THE INPUT:
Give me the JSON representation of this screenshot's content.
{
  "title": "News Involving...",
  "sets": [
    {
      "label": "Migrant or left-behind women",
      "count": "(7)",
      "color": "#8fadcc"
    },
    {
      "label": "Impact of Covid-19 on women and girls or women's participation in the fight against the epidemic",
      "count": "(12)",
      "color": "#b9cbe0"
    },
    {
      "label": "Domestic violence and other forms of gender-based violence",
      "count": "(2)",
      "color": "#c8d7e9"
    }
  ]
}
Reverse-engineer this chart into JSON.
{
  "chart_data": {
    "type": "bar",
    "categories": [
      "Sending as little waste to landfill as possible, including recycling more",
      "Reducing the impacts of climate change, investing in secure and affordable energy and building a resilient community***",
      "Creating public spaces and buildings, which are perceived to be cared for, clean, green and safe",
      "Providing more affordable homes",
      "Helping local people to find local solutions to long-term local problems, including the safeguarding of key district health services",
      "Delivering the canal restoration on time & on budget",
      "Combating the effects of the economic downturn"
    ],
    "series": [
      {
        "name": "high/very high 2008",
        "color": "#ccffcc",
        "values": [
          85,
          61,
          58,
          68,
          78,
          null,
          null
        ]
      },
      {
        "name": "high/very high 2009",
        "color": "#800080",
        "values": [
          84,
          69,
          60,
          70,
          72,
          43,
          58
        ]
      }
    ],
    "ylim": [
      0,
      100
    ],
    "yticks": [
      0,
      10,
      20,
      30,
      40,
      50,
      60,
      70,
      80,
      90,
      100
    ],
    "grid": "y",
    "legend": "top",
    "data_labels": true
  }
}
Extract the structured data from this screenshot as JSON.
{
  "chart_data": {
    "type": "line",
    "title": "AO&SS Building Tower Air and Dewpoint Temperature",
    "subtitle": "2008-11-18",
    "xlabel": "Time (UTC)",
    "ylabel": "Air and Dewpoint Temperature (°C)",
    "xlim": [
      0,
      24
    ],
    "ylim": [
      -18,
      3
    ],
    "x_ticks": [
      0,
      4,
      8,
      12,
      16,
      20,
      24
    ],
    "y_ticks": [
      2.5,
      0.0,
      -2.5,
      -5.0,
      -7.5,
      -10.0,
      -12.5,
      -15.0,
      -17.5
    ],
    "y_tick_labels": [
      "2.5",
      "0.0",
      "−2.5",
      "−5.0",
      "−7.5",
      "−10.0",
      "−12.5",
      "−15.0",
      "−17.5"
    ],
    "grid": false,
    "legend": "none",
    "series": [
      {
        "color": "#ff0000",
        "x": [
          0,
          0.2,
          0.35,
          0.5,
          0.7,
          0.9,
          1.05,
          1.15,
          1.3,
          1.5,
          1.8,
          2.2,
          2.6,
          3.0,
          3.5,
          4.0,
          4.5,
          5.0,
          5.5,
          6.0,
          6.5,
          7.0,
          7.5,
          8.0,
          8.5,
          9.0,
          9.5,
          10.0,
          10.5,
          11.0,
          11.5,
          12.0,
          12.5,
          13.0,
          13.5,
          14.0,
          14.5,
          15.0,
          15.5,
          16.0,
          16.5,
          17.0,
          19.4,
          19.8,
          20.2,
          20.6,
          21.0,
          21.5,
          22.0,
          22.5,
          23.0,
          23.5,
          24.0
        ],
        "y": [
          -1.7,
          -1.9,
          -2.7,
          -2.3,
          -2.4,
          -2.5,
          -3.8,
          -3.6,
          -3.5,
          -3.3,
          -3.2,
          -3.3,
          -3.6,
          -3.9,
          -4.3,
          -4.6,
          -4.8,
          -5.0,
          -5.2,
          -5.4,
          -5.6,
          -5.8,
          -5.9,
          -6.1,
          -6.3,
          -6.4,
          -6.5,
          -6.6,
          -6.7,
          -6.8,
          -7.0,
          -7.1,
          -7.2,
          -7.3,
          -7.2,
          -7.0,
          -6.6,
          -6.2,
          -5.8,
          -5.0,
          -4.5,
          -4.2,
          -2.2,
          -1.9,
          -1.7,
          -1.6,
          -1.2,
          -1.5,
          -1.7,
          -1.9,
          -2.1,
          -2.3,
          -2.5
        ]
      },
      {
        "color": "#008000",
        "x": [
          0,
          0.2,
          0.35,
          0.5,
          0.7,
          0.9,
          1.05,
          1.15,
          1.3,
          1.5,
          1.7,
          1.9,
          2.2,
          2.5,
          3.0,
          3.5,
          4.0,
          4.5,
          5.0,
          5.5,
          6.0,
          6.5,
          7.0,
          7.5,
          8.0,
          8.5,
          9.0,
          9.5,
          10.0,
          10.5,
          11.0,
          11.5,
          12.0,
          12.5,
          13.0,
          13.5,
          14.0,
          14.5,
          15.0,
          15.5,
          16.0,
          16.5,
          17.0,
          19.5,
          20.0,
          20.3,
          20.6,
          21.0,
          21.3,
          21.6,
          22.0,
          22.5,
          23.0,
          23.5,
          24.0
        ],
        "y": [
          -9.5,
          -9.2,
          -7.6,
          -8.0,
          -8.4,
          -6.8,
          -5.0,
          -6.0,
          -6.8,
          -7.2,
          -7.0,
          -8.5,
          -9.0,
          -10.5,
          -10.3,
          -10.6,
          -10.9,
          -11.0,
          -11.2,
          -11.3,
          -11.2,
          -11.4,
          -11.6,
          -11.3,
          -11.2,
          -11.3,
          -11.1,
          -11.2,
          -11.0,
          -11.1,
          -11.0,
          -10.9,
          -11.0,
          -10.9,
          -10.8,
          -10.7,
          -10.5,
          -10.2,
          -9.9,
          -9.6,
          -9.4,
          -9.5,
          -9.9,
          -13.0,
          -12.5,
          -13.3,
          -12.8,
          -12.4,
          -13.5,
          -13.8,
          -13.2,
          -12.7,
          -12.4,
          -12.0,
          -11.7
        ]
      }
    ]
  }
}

--

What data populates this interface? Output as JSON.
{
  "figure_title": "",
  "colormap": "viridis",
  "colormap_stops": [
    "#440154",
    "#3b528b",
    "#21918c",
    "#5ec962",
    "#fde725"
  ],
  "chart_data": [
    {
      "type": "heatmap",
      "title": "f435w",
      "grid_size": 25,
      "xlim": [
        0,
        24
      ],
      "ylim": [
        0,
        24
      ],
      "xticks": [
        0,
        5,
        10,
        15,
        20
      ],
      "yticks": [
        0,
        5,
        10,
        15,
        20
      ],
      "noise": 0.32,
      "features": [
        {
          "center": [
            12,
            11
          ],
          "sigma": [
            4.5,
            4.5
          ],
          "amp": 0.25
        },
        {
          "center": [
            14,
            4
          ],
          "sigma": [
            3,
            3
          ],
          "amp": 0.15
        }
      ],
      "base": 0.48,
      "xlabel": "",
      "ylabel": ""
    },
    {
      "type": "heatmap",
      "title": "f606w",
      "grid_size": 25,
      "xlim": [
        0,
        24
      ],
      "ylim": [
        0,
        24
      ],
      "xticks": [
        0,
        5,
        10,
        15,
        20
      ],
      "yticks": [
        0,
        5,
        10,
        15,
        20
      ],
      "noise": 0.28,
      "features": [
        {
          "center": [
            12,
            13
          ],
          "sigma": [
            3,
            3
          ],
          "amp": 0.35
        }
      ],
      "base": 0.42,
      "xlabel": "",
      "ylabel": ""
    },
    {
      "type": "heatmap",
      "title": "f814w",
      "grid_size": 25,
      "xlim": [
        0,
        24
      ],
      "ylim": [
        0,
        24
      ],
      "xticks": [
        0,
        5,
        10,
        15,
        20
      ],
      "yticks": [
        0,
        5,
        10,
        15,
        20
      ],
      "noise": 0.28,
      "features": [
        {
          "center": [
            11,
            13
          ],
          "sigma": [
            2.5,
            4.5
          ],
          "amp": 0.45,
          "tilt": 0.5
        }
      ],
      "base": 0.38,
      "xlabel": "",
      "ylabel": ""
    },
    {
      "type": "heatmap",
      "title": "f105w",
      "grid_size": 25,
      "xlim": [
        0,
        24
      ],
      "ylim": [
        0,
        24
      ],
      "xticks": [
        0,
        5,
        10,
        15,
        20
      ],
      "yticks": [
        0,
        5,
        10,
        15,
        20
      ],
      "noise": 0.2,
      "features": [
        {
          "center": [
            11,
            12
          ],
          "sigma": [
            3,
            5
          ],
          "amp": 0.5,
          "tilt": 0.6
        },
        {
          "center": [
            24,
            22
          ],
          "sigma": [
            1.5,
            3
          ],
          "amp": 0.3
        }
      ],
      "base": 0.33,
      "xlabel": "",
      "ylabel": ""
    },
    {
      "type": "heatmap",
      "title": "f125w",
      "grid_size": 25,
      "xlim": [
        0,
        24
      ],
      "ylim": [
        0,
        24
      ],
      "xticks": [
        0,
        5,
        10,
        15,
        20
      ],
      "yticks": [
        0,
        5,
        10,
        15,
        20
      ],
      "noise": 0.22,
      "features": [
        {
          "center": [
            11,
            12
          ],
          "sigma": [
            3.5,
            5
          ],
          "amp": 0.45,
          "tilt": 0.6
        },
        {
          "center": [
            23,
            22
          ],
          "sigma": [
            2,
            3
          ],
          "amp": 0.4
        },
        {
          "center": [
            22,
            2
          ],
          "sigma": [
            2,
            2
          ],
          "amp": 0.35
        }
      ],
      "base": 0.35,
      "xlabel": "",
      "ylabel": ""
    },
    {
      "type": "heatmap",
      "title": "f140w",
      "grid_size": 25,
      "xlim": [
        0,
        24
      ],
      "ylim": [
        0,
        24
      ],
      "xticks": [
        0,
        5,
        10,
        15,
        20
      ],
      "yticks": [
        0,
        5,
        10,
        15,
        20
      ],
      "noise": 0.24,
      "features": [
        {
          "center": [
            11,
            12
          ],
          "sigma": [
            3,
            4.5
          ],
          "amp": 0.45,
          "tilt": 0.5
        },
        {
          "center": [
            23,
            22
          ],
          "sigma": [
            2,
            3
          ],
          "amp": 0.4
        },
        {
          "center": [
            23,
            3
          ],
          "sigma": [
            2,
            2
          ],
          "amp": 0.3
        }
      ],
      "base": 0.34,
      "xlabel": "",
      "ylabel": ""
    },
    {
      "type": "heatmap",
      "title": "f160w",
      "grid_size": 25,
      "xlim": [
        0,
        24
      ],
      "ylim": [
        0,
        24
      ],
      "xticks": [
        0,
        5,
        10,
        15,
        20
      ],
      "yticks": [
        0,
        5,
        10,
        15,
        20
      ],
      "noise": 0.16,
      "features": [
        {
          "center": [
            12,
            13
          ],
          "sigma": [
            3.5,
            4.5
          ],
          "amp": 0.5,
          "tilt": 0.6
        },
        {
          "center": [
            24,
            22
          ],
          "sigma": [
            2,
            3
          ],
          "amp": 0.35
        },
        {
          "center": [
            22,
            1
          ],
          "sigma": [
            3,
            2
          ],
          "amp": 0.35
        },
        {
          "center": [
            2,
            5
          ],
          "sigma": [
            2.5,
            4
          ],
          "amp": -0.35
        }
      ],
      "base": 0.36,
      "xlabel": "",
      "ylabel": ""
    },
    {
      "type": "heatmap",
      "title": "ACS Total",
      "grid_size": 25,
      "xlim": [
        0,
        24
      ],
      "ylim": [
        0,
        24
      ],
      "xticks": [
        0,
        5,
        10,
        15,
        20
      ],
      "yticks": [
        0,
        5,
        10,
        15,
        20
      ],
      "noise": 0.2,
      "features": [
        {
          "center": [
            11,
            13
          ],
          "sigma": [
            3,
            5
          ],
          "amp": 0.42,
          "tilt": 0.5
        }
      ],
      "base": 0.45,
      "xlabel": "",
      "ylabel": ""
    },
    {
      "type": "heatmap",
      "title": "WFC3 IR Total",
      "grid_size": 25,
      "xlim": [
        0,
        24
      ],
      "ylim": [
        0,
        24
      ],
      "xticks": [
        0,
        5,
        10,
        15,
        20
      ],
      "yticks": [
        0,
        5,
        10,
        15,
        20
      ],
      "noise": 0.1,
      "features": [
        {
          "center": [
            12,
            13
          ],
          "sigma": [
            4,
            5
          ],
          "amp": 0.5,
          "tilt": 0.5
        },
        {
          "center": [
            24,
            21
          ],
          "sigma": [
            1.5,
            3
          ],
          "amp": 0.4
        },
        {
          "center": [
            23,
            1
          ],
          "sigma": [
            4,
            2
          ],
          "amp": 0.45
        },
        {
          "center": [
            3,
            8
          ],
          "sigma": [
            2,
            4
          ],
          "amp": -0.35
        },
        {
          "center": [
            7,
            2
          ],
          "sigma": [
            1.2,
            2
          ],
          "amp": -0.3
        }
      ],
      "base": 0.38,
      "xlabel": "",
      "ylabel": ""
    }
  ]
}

...

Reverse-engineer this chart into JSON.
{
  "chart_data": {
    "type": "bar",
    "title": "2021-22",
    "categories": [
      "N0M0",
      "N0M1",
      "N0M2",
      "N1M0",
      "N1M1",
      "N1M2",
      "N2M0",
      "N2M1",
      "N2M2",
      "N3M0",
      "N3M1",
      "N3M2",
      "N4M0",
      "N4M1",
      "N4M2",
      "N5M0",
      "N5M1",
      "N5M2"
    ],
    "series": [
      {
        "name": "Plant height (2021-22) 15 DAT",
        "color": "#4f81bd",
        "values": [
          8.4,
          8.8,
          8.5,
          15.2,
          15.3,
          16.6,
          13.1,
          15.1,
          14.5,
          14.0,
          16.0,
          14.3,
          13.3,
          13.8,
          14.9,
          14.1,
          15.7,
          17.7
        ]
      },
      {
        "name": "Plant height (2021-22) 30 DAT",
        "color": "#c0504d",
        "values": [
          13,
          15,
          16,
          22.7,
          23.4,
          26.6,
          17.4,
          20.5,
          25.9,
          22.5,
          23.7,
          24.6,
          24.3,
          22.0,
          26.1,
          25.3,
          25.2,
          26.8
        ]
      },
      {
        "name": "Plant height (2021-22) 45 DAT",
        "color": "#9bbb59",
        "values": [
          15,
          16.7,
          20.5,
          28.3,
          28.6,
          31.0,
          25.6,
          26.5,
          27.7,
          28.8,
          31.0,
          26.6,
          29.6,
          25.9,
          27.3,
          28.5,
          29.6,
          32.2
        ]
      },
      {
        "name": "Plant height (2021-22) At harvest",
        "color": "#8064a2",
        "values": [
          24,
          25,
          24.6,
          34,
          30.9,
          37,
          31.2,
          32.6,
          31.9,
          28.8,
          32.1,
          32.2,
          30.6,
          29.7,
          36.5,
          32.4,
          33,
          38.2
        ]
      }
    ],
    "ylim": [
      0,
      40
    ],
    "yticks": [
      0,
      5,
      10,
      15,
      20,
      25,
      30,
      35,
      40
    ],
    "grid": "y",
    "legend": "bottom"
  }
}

TO BE DONE:
How many lines of the listing above include the word "Temperature"? State the number and nothing else.

RESPONSE FOR THIS EXERCISE:
2